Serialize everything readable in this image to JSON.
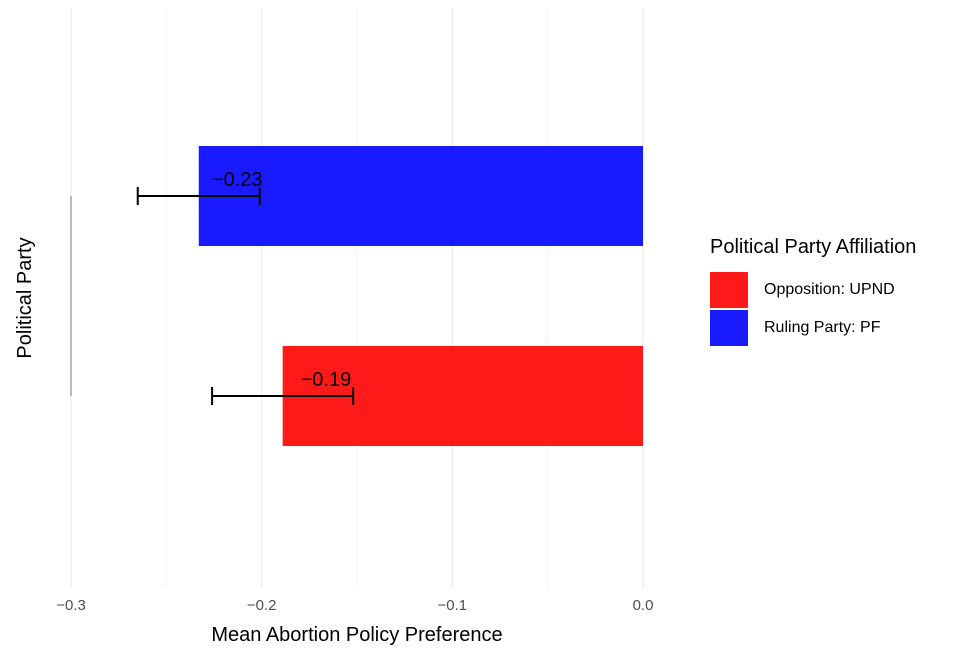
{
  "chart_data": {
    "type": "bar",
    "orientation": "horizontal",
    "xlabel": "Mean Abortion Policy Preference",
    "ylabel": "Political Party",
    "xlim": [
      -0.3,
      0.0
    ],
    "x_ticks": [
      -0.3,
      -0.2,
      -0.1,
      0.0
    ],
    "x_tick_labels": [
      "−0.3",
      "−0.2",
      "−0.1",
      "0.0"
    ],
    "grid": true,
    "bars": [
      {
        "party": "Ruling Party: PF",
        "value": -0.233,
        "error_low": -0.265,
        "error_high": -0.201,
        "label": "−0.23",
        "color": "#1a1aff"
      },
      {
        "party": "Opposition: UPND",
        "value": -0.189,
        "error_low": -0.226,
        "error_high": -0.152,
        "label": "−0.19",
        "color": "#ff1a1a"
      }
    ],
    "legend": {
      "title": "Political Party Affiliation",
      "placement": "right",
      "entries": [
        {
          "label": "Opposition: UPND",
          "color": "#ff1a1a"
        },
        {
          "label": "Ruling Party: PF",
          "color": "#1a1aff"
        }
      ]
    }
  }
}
= = = = = = =
_Brief_
Write out the entries above word for word. Do not include the pictures.

_Correct response_
Serialize everything readable in this image to JSON.
{
  "chart_data": {
    "type": "bar",
    "orientation": "horizontal",
    "xlabel": "Mean Abortion Policy Preference",
    "ylabel": "Political Party",
    "xlim": [
      -0.3,
      0.0
    ],
    "x_ticks": [
      -0.3,
      -0.2,
      -0.1,
      0.0
    ],
    "x_tick_labels": [
      "−0.3",
      "−0.2",
      "−0.1",
      "0.0"
    ],
    "grid": true,
    "bars": [
      {
        "party": "Ruling Party: PF",
        "value": -0.233,
        "error_low": -0.265,
        "error_high": -0.201,
        "label": "−0.23",
        "color": "#1a1aff"
      },
      {
        "party": "Opposition: UPND",
        "value": -0.189,
        "error_low": -0.226,
        "error_high": -0.152,
        "label": "−0.19",
        "color": "#ff1a1a"
      }
    ],
    "legend": {
      "title": "Political Party Affiliation",
      "placement": "right",
      "entries": [
        {
          "label": "Opposition: UPND",
          "color": "#ff1a1a"
        },
        {
          "label": "Ruling Party: PF",
          "color": "#1a1aff"
        }
      ]
    }
  }
}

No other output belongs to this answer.